** YOUR INSTRUCTIONS **
Keep the images out and copy every entry below exactly.

________________________________________

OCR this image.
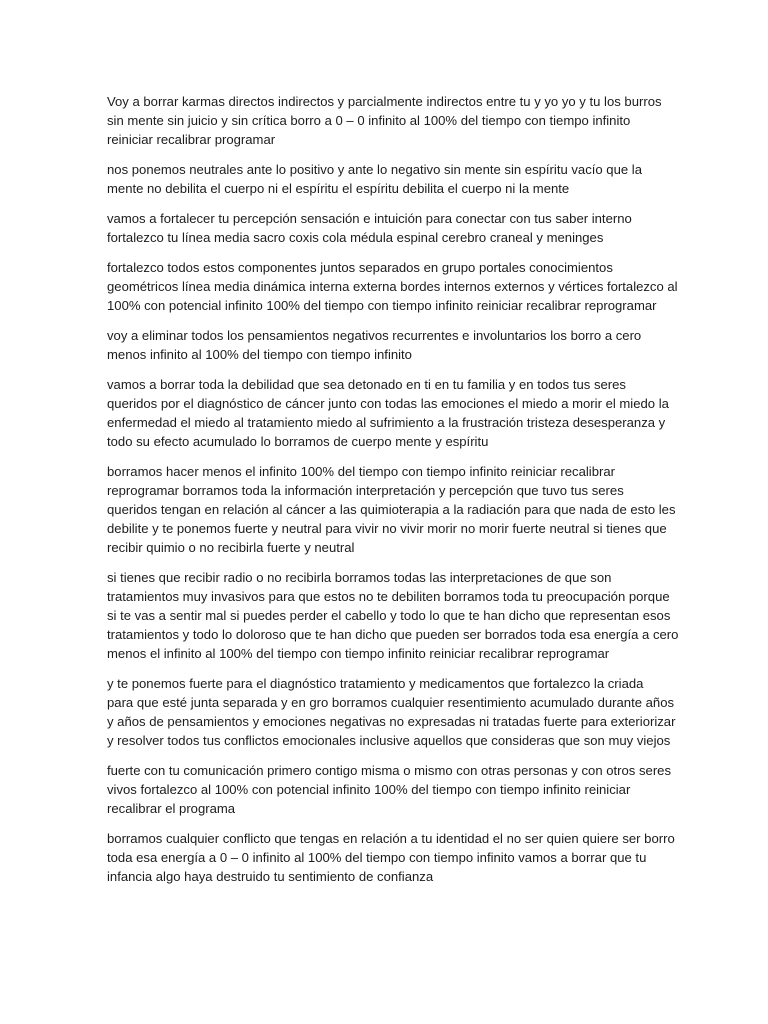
Voy a borrar karmas directos indirectos y parcialmente indirectos entre tu y yo yo y tu los burros
sin mente sin juicio y sin crítica borro a 0 – 0 infinito al 100% del tiempo con tiempo infinito
reiniciar recalibrar programar

nos ponemos neutrales ante lo positivo y ante lo negativo sin mente sin espíritu vacío que la
mente no debilita el cuerpo ni el espíritu el espíritu debilita el cuerpo ni la mente

vamos a fortalecer tu percepción sensación e intuición para conectar con tus saber interno
fortalezco tu línea media sacro coxis cola médula espinal cerebro craneal y meninges

fortalezco todos estos componentes juntos separados en grupo portales conocimientos
geométricos línea media dinámica interna externa bordes internos externos y vértices fortalezco al
100% con potencial infinito 100% del tiempo con tiempo infinito reiniciar recalibrar reprogramar

voy a eliminar todos los pensamientos negativos recurrentes e involuntarios los borro a cero
menos infinito al 100% del tiempo con tiempo infinito

vamos a borrar toda la debilidad que sea detonado en ti en tu familia y en todos tus seres
queridos por el diagnóstico de cáncer junto con todas las emociones el miedo a morir el miedo la
enfermedad el miedo al tratamiento miedo al sufrimiento a la frustración tristeza desesperanza y
todo su efecto acumulado lo borramos de cuerpo mente y espíritu

borramos hacer menos el infinito 100% del tiempo con tiempo infinito reiniciar recalibrar
reprogramar borramos toda la información interpretación y percepción que tuvo tus seres
queridos tengan en relación al cáncer a las quimioterapia a la radiación para que nada de esto les
debilite y te ponemos fuerte y neutral para vivir no vivir morir no morir fuerte neutral si tienes que
recibir quimio o no recibirla fuerte y neutral

si tienes que recibir radio o no recibirla borramos todas las interpretaciones de que son
tratamientos muy invasivos para que estos no te debiliten borramos toda tu preocupación porque
si te vas a sentir mal si puedes perder el cabello y todo lo que te han dicho que representan esos
tratamientos y todo lo doloroso que te han dicho que pueden ser borrados toda esa energía a cero
menos el infinito al 100% del tiempo con tiempo infinito reiniciar recalibrar reprogramar

y te ponemos fuerte para el diagnóstico tratamiento y medicamentos que fortalezco la criada
para que esté junta separada y en gro borramos cualquier resentimiento acumulado durante años
y años de pensamientos y emociones negativas no expresadas ni tratadas fuerte para exteriorizar
y resolver todos tus conflictos emocionales inclusive aquellos que consideras que son muy viejos

fuerte con tu comunicación primero contigo misma o mismo con otras personas y con otros seres
vivos fortalezco al 100% con potencial infinito 100% del tiempo con tiempo infinito reiniciar
recalibrar el programa

borramos cualquier conflicto que tengas en relación a tu identidad el no ser quien quiere ser borro
toda esa energía a 0 – 0 infinito al 100% del tiempo con tiempo infinito vamos a borrar que tu
infancia algo haya destruido tu sentimiento de confianza
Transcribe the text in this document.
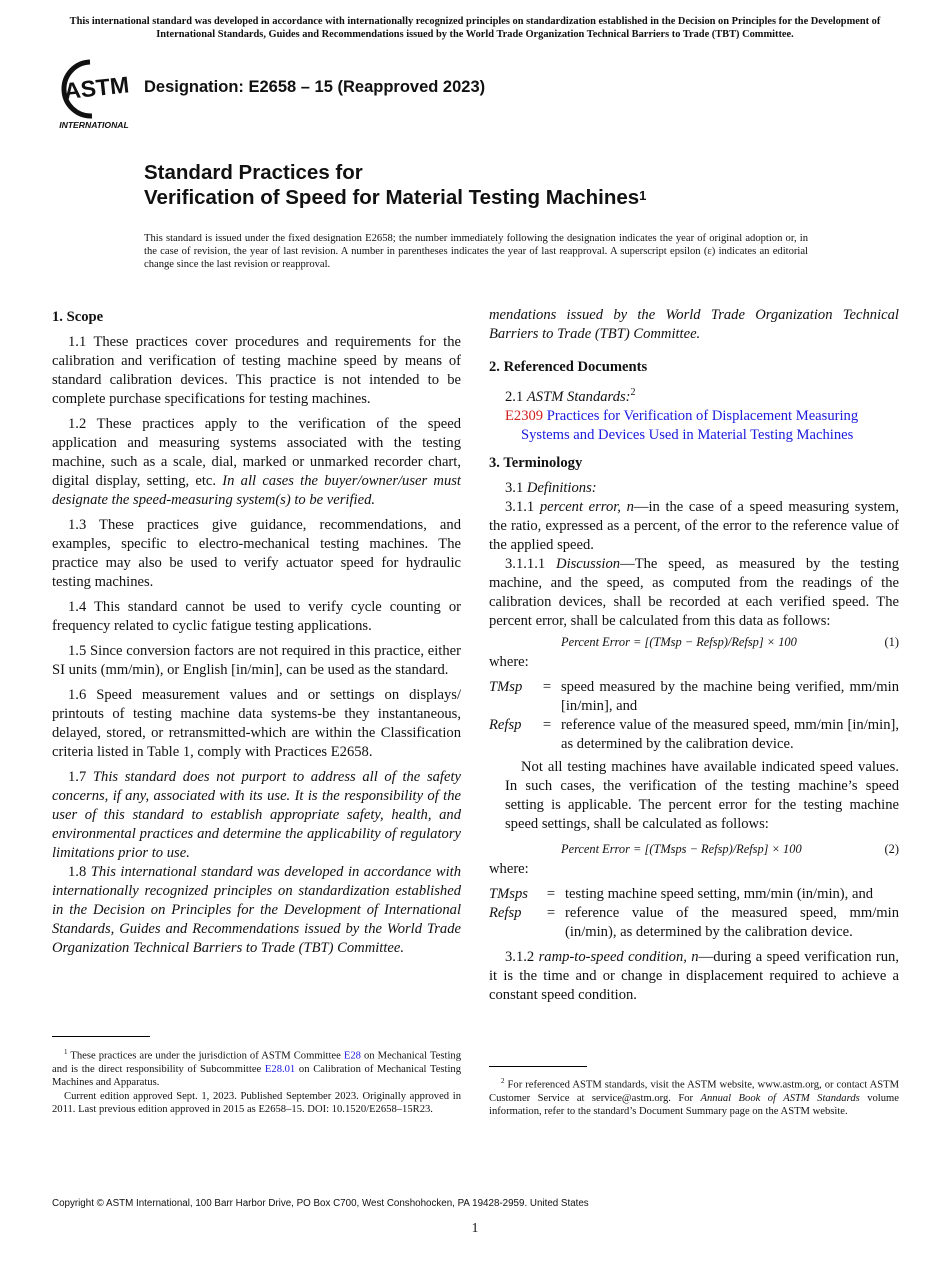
This international standard was developed in accordance with internationally recognized principles on standardization established in the Decision on Principles for the Development of International Standards, Guides and Recommendations issued by the World Trade Organization Technical Barriers to Trade (TBT) Committee.
ASTM
INTERNATIONAL
Designation: E2658 – 15 (Reapproved 2023)
Standard Practices for
Verification of Speed for Material Testing Machines$^1$
This standard is issued under the fixed designation E2658; the number immediately following the designation indicates the year of original adoption or, in the case of revision, the year of last revision. A number in parentheses indicates the year of last reapproval. A superscript epsilon (ε) indicates an editorial change since the last revision or reapproval.

1. Scope

1.1 These practices cover procedures and requirements for the calibration and verification of testing machine speed by means of standard calibration devices. This practice is not intended to be complete purchase specifications for testing machines.

1.2 These practices apply to the verification of the speed application and measuring systems associated with the testing machine, such as a scale, dial, marked or unmarked recorder chart, digital display, setting, etc. In all cases the buyer/owner/user must designate the speed-measuring system(s) to be verified.

1.3 These practices give guidance, recommendations, and examples, specific to electro-mechanical testing machines. The practice may also be used to verify actuator speed for hydraulic testing machines.

1.4 This standard cannot be used to verify cycle counting or frequency related to cyclic fatigue testing applications.

1.5 Since conversion factors are not required in this practice, either SI units (mm/min), or English [in/min], can be used as the standard.

1.6 Speed measurement values and or settings on displays/ printouts of testing machine data systems-be they instantaneous, delayed, stored, or retransmitted-which are within the Classification criteria listed in Table 1, comply with Practices E2658.

1.7 This standard does not purport to address all of the safety concerns, if any, associated with its use. It is the responsibility of the user of this standard to establish appropriate safety, health, and environmental practices and determine the applicability of regulatory limitations prior to use.

1.8 This international standard was developed in accordance with internationally recognized principles on standardization established in the Decision on Principles for the Development of International Standards, Guides and Recommendations issued by the World Trade Organization Technical Barriers to Trade (TBT) Committee.

$^1$ These practices are under the jurisdiction of ASTM Committee E28 on Mechanical Testing and is the direct responsibility of Subcommittee E28.01 on Calibration of Mechanical Testing Machines and Apparatus.

Current edition approved Sept. 1, 2023. Published September 2023. Originally approved in 2011. Last previous edition approved in 2015 as E2658–15. DOI: 10.1520/E2658–15R23.

mendations issued by the World Trade Organization Technical Barriers to Trade (TBT) Committee.

2. Referenced Documents

2.1 ASTM Standards:$^2$

E2309 Practices for Verification of Displacement Measuring Systems and Devices Used in Material Testing Machines

3. Terminology

3.1 Definitions:

3.1.1 percent error, n—in the case of a speed measuring system, the ratio, expressed as a percent, of the error to the reference value of the applied speed.

3.1.1.1 Discussion—The speed, as measured by the testing machine, and the speed, as computed from the readings of the calibration devices, shall be recorded at each verified speed. The percent error, shall be calculated from this data as follows:

Percent Error = [(TMsp − Refsp)/Refsp] × 100	(1)

where:

TMsp	= speed measured by the machine being verified, mm/min [in/min], and
Refsp	= reference value of the measured speed, mm/min [in/min], as determined by the calibration device.

Not all testing machines have available indicated speed values. In such cases, the verification of the testing machine’s speed setting is applicable. The percent error for the testing machine speed settings, shall be calculated as follows:

Percent Error = [(TMsps − Refsp)/Refsp] × 100	(2)

where:

TMsps	= testing machine speed setting, mm/min (in/min), and
Refsp	= reference value of the measured speed, mm/min (in/min), as determined by the calibration device.

3.1.2 ramp-to-speed condition, n—during a speed verification run, it is the time and or change in displacement required to achieve a constant speed condition.

$^2$ For referenced ASTM standards, visit the ASTM website, www.astm.org, or contact ASTM Customer Service at service@astm.org. For Annual Book of ASTM Standards volume information, refer to the standard’s Document Summary page on the ASTM website.

Copyright © ASTM International, 100 Barr Harbor Drive, PO Box C700, West Conshohocken, PA 19428-2959. United States
1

________________________________________

** SOLVED PROBLEM **
OCR this image.
Voy a borrar karmas directos indirectos y parcialmente indirectos entre tu y yo yo y tu los burros
sin mente sin juicio y sin crítica borro a 0 – 0 infinito al 100% del tiempo con tiempo infinito
reiniciar recalibrar programar

nos ponemos neutrales ante lo positivo y ante lo negativo sin mente sin espíritu vacío que la
mente no debilita el cuerpo ni el espíritu el espíritu debilita el cuerpo ni la mente

vamos a fortalecer tu percepción sensación e intuición para conectar con tus saber interno
fortalezco tu línea media sacro coxis cola médula espinal cerebro craneal y meninges

fortalezco todos estos componentes juntos separados en grupo portales conocimientos
geométricos línea media dinámica interna externa bordes internos externos y vértices fortalezco al
100% con potencial infinito 100% del tiempo con tiempo infinito reiniciar recalibrar reprogramar

voy a eliminar todos los pensamientos negativos recurrentes e involuntarios los borro a cero
menos infinito al 100% del tiempo con tiempo infinito

vamos a borrar toda la debilidad que sea detonado en ti en tu familia y en todos tus seres
queridos por el diagnóstico de cáncer junto con todas las emociones el miedo a morir el miedo la
enfermedad el miedo al tratamiento miedo al sufrimiento a la frustración tristeza desesperanza y
todo su efecto acumulado lo borramos de cuerpo mente y espíritu

borramos hacer menos el infinito 100% del tiempo con tiempo infinito reiniciar recalibrar
reprogramar borramos toda la información interpretación y percepción que tuvo tus seres
queridos tengan en relación al cáncer a las quimioterapia a la radiación para que nada de esto les
debilite y te ponemos fuerte y neutral para vivir no vivir morir no morir fuerte neutral si tienes que
recibir quimio o no recibirla fuerte y neutral

si tienes que recibir radio o no recibirla borramos todas las interpretaciones de que son
tratamientos muy invasivos para que estos no te debiliten borramos toda tu preocupación porque
si te vas a sentir mal si puedes perder el cabello y todo lo que te han dicho que representan esos
tratamientos y todo lo doloroso que te han dicho que pueden ser borrados toda esa energía a cero
menos el infinito al 100% del tiempo con tiempo infinito reiniciar recalibrar reprogramar

y te ponemos fuerte para el diagnóstico tratamiento y medicamentos que fortalezco la criada
para que esté junta separada y en gro borramos cualquier resentimiento acumulado durante años
y años de pensamientos y emociones negativas no expresadas ni tratadas fuerte para exteriorizar
y resolver todos tus conflictos emocionales inclusive aquellos que consideras que son muy viejos

fuerte con tu comunicación primero contigo misma o mismo con otras personas y con otros seres
vivos fortalezco al 100% con potencial infinito 100% del tiempo con tiempo infinito reiniciar
recalibrar el programa

borramos cualquier conflicto que tengas en relación a tu identidad el no ser quien quiere ser borro
toda esa energía a 0 – 0 infinito al 100% del tiempo con tiempo infinito vamos a borrar que tu
infancia algo haya destruido tu sentimiento de confianza
Transcribe the text in this document.
This international standard was developed in accordance with internationally recognized principles on standardization established in the Decision on Principles for the Development of International Standards, Guides and Recommendations issued by the World Trade Organization Technical Barriers to Trade (TBT) Committee.
ASTM
INTERNATIONAL
Designation: E2658 – 15 (Reapproved 2023)
Standard Practices for
Verification of Speed for Material Testing Machines$^1$
This standard is issued under the fixed designation E2658; the number immediately following the designation indicates the year of original adoption or, in the case of revision, the year of last revision. A number in parentheses indicates the year of last reapproval. A superscript epsilon (ε) indicates an editorial change since the last revision or reapproval.

1. Scope

1.1 These practices cover procedures and requirements for the calibration and verification of testing machine speed by means of standard calibration devices. This practice is not intended to be complete purchase specifications for testing machines.

1.2 These practices apply to the verification of the speed application and measuring systems associated with the testing machine, such as a scale, dial, marked or unmarked recorder chart, digital display, setting, etc. In all cases the buyer/owner/user must designate the speed-measuring system(s) to be verified.

1.3 These practices give guidance, recommendations, and examples, specific to electro-mechanical testing machines. The practice may also be used to verify actuator speed for hydraulic testing machines.

1.4 This standard cannot be used to verify cycle counting or frequency related to cyclic fatigue testing applications.

1.5 Since conversion factors are not required in this practice, either SI units (mm/min), or English [in/min], can be used as the standard.

1.6 Speed measurement values and or settings on displays/ printouts of testing machine data systems-be they instantaneous, delayed, stored, or retransmitted-which are within the Classification criteria listed in Table 1, comply with Practices E2658.

1.7 This standard does not purport to address all of the safety concerns, if any, associated with its use. It is the responsibility of the user of this standard to establish appropriate safety, health, and environmental practices and determine the applicability of regulatory limitations prior to use.

1.8 This international standard was developed in accordance with internationally recognized principles on standardization established in the Decision on Principles for the Development of International Standards, Guides and Recommendations issued by the World Trade Organization Technical Barriers to Trade (TBT) Committee.

$^1$ These practices are under the jurisdiction of ASTM Committee E28 on Mechanical Testing and is the direct responsibility of Subcommittee E28.01 on Calibration of Mechanical Testing Machines and Apparatus.

Current edition approved Sept. 1, 2023. Published September 2023. Originally approved in 2011. Last previous edition approved in 2015 as E2658–15. DOI: 10.1520/E2658–15R23.

mendations issued by the World Trade Organization Technical Barriers to Trade (TBT) Committee.

2. Referenced Documents

2.1 ASTM Standards:$^2$

E2309 Practices for Verification of Displacement Measuring Systems and Devices Used in Material Testing Machines

3. Terminology

3.1 Definitions:

3.1.1 percent error, n—in the case of a speed measuring system, the ratio, expressed as a percent, of the error to the reference value of the applied speed.

3.1.1.1 Discussion—The speed, as measured by the testing machine, and the speed, as computed from the readings of the calibration devices, shall be recorded at each verified speed. The percent error, shall be calculated from this data as follows:

Percent Error = [(TMsp − Refsp)/Refsp] × 100	(1)

where:

TMsp	= speed measured by the machine being verified, mm/min [in/min], and
Refsp	= reference value of the measured speed, mm/min [in/min], as determined by the calibration device.

Not all testing machines have available indicated speed values. In such cases, the verification of the testing machine’s speed setting is applicable. The percent error for the testing machine speed settings, shall be calculated as follows:

Percent Error = [(TMsps − Refsp)/Refsp] × 100	(2)

where:

TMsps	= testing machine speed setting, mm/min (in/min), and
Refsp	= reference value of the measured speed, mm/min (in/min), as determined by the calibration device.

3.1.2 ramp-to-speed condition, n—during a speed verification run, it is the time and or change in displacement required to achieve a constant speed condition.

$^2$ For referenced ASTM standards, visit the ASTM website, www.astm.org, or contact ASTM Customer Service at service@astm.org. For Annual Book of ASTM Standards volume information, refer to the standard’s Document Summary page on the ASTM website.

Copyright © ASTM International, 100 Barr Harbor Drive, PO Box C700, West Conshohocken, PA 19428-2959. United States
1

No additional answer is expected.